▶ **Given request**
Read the records and gather each line that includes "text".
- - -
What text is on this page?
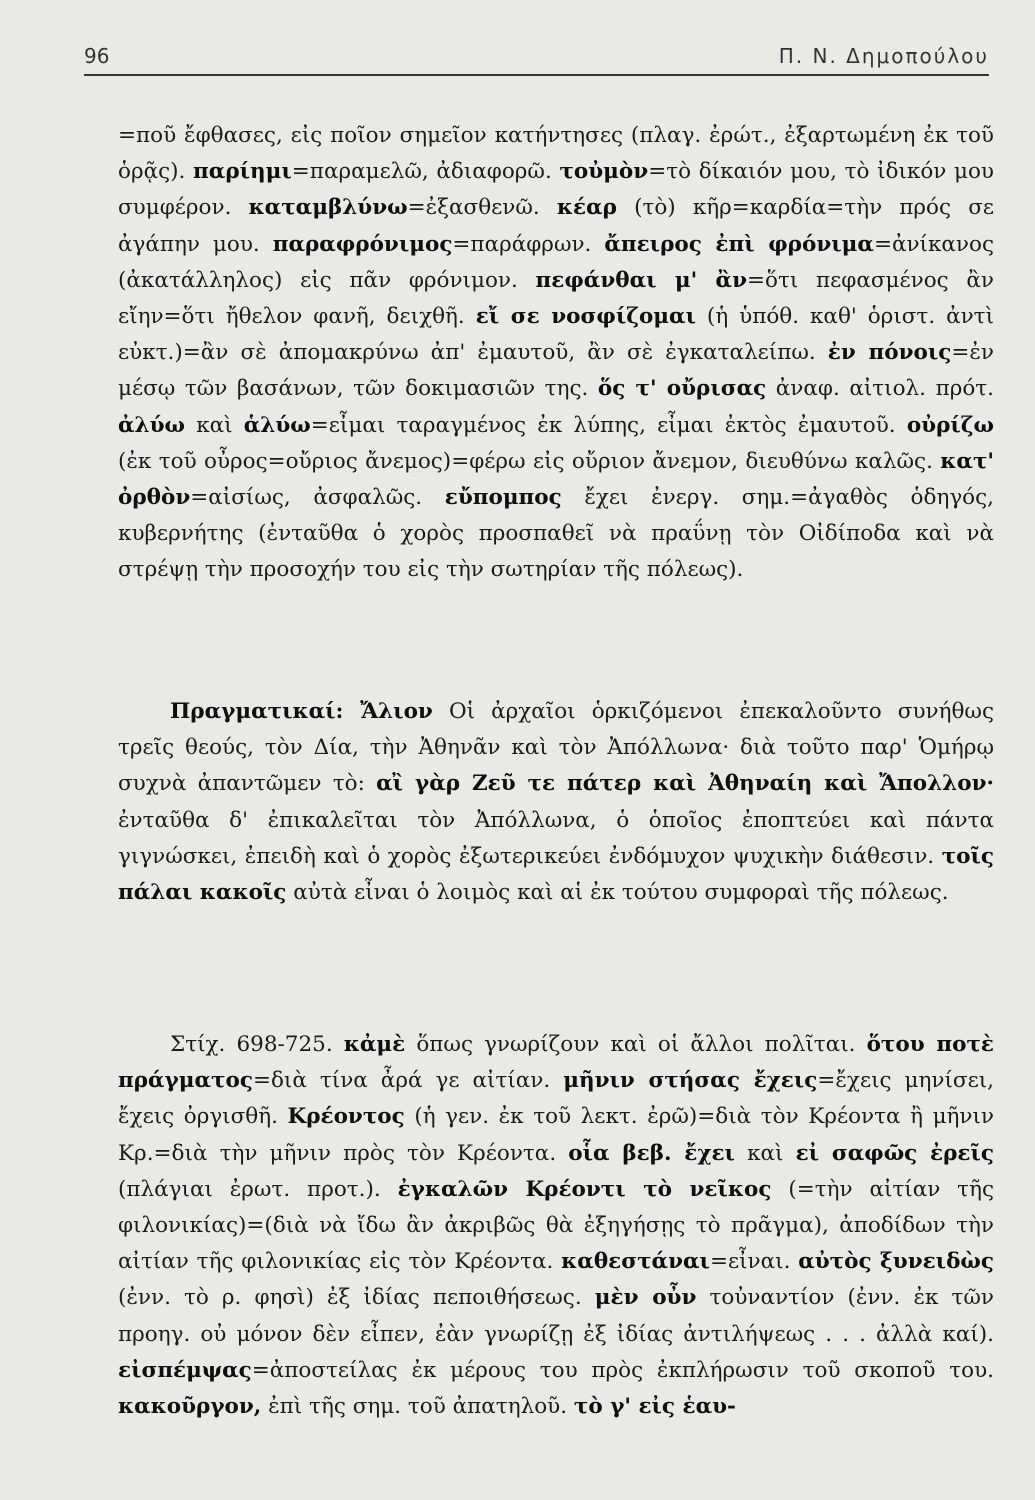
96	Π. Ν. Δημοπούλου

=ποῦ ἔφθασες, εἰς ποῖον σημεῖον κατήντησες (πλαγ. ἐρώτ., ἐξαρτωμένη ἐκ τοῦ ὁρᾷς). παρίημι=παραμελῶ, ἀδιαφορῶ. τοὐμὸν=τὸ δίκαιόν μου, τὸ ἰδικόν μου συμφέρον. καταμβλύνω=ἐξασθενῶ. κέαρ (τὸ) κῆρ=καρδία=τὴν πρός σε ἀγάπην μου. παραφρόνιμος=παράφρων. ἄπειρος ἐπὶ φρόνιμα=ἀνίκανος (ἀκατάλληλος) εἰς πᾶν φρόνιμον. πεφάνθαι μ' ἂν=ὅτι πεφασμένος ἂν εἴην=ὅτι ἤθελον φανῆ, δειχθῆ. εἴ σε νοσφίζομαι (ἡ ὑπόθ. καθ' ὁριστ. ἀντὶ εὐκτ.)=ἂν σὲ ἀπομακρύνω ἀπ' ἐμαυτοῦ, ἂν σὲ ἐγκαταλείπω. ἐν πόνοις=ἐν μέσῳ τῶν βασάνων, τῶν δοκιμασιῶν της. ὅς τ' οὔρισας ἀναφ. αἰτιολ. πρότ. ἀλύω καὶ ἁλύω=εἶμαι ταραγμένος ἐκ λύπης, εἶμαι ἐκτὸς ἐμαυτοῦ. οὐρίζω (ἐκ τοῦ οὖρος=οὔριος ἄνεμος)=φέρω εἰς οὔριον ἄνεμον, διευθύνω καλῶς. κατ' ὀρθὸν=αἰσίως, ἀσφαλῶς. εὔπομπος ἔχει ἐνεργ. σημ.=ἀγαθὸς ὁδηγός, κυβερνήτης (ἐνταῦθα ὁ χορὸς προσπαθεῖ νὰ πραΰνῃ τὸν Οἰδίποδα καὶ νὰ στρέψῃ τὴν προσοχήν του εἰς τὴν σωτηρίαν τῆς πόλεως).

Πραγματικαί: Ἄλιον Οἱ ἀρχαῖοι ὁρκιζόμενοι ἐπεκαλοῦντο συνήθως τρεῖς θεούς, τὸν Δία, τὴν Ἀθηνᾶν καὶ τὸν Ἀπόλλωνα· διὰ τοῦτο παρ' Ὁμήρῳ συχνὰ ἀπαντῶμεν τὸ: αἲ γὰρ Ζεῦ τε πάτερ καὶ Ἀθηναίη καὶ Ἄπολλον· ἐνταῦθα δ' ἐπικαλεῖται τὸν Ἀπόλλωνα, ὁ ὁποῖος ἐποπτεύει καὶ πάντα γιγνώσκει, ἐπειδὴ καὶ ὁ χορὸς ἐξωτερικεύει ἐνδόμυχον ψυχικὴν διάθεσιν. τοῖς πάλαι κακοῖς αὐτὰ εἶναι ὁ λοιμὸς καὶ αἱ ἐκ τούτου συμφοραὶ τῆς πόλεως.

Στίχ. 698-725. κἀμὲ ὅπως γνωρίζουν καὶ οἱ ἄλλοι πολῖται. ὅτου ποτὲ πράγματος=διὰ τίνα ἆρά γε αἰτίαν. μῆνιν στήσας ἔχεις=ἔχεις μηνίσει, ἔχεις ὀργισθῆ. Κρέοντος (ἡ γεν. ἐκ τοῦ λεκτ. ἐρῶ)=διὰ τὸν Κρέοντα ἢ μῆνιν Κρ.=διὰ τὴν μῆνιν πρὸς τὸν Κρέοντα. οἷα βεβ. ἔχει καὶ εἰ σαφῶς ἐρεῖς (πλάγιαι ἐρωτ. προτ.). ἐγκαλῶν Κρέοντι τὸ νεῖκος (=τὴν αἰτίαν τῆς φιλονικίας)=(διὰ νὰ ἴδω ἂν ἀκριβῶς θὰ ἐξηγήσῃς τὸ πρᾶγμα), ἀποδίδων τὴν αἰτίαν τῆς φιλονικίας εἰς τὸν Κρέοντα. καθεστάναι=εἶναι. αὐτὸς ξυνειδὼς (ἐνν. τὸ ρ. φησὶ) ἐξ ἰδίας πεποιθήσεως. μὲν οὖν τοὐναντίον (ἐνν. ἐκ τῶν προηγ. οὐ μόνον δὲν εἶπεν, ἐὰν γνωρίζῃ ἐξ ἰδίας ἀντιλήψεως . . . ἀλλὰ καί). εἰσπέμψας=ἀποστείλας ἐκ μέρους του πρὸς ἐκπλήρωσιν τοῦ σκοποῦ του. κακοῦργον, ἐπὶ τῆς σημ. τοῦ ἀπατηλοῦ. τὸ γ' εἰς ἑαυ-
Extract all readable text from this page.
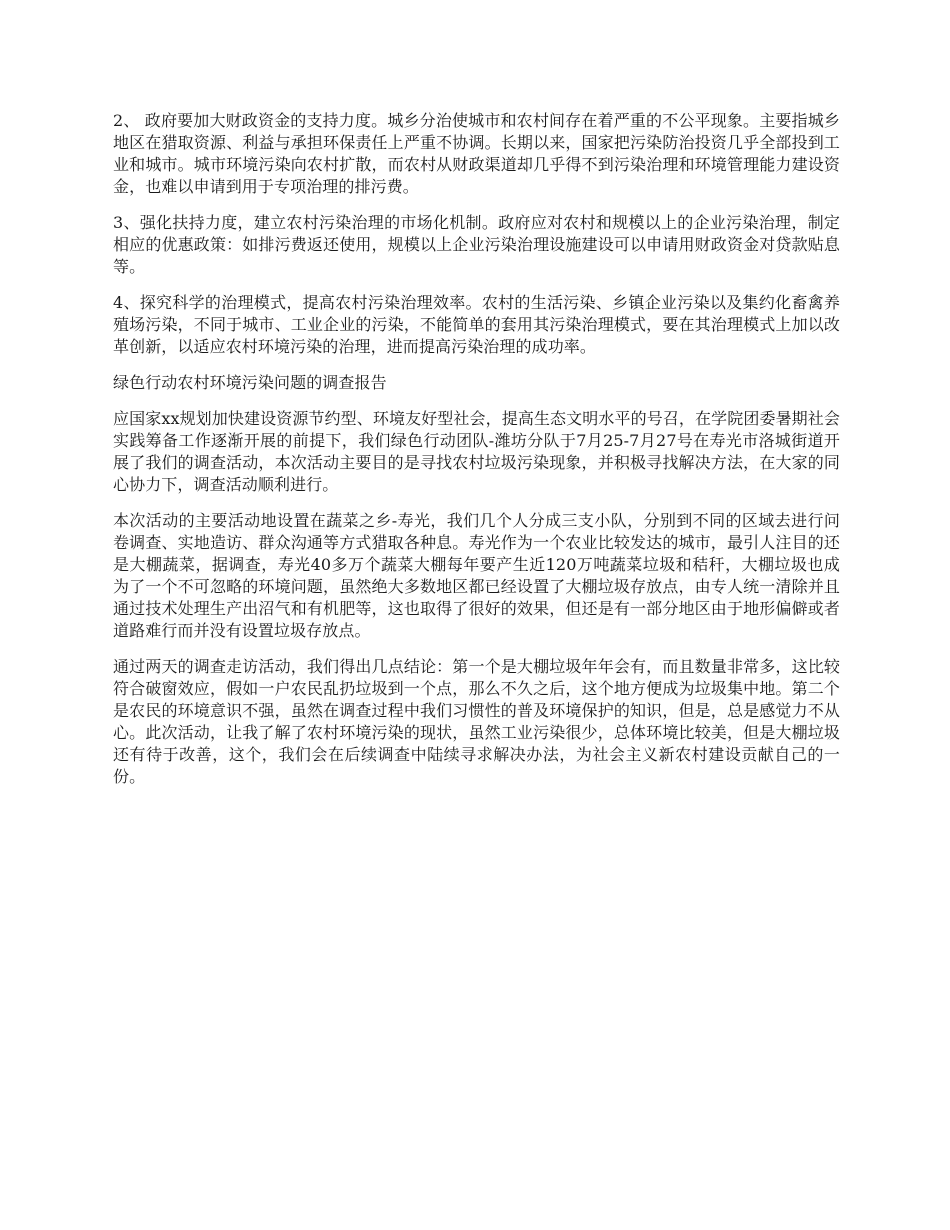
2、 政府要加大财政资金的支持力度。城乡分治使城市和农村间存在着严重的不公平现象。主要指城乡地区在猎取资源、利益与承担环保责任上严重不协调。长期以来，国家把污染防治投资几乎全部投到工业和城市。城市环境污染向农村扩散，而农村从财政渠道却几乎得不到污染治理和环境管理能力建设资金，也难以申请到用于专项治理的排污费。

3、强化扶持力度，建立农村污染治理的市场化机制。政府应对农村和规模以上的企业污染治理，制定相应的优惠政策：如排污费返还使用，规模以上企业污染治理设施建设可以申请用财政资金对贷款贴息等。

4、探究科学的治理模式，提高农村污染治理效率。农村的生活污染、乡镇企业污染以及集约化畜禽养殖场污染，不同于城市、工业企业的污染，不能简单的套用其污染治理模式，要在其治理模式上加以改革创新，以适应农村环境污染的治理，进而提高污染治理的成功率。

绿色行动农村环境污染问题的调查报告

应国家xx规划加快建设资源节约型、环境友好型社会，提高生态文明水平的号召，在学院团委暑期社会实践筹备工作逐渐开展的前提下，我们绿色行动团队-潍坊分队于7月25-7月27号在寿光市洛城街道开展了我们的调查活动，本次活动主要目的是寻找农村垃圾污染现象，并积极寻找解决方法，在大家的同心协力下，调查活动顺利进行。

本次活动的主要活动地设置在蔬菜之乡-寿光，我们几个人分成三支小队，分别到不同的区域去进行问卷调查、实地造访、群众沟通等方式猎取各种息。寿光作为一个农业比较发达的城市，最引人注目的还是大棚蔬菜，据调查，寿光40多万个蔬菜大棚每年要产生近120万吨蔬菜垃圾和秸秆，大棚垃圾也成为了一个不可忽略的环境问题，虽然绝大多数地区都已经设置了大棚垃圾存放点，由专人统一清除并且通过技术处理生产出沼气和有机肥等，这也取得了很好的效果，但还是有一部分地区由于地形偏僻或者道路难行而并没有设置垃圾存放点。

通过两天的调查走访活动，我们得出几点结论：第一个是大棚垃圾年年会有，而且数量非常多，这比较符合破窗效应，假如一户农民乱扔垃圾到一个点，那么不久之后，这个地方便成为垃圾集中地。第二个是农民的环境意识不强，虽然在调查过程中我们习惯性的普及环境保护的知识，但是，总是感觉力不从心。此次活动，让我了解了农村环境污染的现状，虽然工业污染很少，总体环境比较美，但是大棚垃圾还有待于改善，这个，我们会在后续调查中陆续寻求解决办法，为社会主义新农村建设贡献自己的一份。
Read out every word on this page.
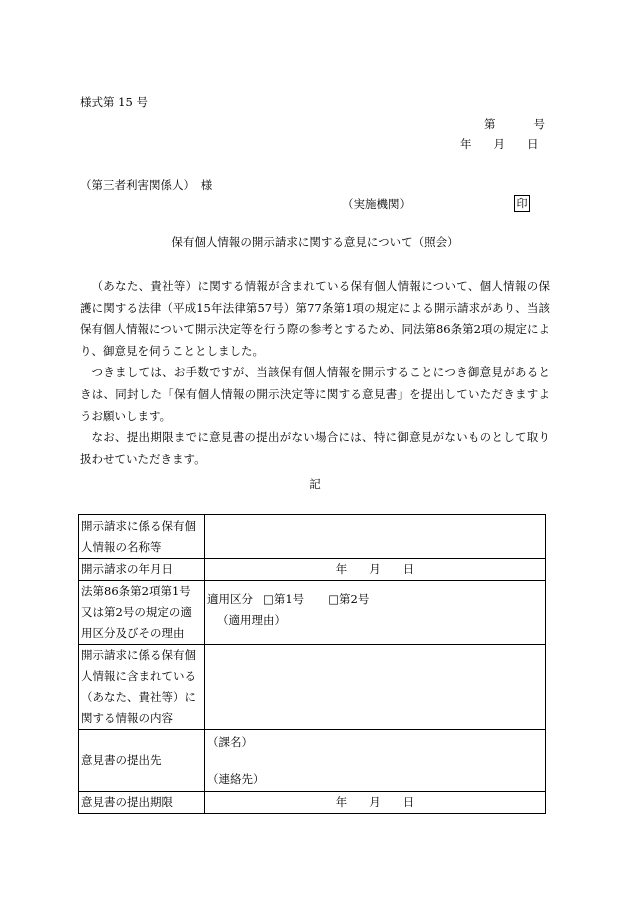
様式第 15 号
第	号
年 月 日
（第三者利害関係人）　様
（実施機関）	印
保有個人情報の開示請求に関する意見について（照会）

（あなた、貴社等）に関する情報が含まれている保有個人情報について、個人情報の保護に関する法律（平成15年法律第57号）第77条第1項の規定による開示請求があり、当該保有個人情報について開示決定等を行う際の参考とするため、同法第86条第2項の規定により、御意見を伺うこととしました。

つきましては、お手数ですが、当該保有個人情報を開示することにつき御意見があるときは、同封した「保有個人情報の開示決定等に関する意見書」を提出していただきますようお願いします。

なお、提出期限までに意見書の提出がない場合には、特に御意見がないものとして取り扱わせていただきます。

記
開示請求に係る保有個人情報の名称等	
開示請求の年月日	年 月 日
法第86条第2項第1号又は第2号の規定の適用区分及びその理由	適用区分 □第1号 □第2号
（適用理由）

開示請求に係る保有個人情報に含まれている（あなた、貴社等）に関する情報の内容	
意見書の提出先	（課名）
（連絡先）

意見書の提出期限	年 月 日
- - -
▶ **Task output**
What text is on this page?
Extract all readable text from this page.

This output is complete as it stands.